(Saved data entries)
==========

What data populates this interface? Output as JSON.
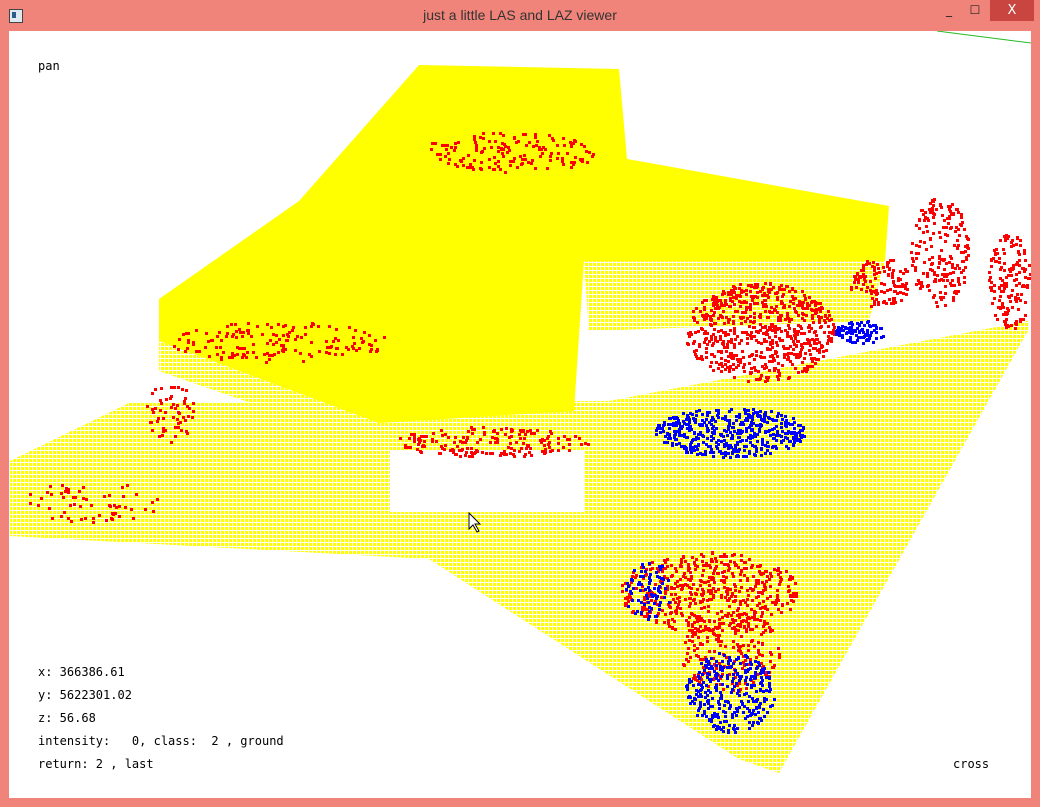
{
  "window": {
    "title": "just a little LAS and LAZ viewer",
    "minimize_label": "_",
    "maximize_label": "☐",
    "close_label": "X"
  },
  "viewer": {
    "mode": "pan",
    "cursor_mode": "cross",
    "readout": {
      "x": "x: 366386.61",
      "y": "y: 5622301.02",
      "z": "z: 56.68",
      "intensity_class": "intensity:   0, class:  2 , ground",
      "return": "return: 2 , last"
    },
    "colors": {
      "ground": "#ffff00",
      "vegetation": "#ff0000",
      "low_points": "#0000ff",
      "axis": "#00cc00",
      "frame": "#f0847a"
    }
  }
}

==========

◆ **Stated goal**: Every line containing the string "viewer" must be listed.

◆ **Worked answer**:
    "title": "just a little LAS and LAZ viewer",
  "viewer": {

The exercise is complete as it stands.